Data entries for graphics:
※
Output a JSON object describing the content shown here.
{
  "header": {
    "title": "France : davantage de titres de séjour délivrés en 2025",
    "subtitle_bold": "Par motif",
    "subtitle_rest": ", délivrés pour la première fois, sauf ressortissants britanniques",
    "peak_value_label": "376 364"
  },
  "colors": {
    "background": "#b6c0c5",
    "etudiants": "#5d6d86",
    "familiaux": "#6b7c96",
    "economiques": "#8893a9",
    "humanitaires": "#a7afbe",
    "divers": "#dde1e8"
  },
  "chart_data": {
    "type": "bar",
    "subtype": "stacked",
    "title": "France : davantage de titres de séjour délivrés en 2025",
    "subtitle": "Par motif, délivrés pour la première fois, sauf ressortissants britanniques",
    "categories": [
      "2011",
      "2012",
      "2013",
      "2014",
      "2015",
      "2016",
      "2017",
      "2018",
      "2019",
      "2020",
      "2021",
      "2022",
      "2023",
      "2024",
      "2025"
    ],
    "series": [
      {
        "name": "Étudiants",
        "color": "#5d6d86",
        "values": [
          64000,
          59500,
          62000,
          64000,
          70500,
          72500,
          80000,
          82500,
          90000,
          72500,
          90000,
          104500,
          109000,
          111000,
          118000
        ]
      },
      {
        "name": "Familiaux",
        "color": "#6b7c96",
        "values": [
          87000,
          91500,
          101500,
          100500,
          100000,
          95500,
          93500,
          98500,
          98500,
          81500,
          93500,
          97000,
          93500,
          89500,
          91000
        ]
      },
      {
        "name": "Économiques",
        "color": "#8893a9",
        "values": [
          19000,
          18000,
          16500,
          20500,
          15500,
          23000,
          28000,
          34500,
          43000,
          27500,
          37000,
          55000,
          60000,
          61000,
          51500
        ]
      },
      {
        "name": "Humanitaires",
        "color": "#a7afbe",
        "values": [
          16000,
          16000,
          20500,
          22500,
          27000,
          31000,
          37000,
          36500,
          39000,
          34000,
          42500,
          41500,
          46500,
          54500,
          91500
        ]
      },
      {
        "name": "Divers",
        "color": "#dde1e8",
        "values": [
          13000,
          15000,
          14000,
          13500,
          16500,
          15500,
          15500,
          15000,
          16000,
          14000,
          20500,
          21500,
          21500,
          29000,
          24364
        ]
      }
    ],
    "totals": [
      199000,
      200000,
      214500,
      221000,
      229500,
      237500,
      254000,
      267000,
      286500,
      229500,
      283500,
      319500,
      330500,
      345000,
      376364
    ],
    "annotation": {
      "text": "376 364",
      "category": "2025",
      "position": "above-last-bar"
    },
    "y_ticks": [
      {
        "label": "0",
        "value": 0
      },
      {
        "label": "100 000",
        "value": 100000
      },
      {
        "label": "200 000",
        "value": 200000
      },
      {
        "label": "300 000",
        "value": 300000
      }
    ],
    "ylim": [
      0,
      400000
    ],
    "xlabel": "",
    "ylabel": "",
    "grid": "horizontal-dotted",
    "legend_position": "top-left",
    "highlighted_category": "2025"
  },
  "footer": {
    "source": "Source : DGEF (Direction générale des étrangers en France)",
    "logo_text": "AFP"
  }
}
※
What the exercise asks:
Your answer should be a single number: the count of lines in the entries that contain the word "sauf".

Written answer:
2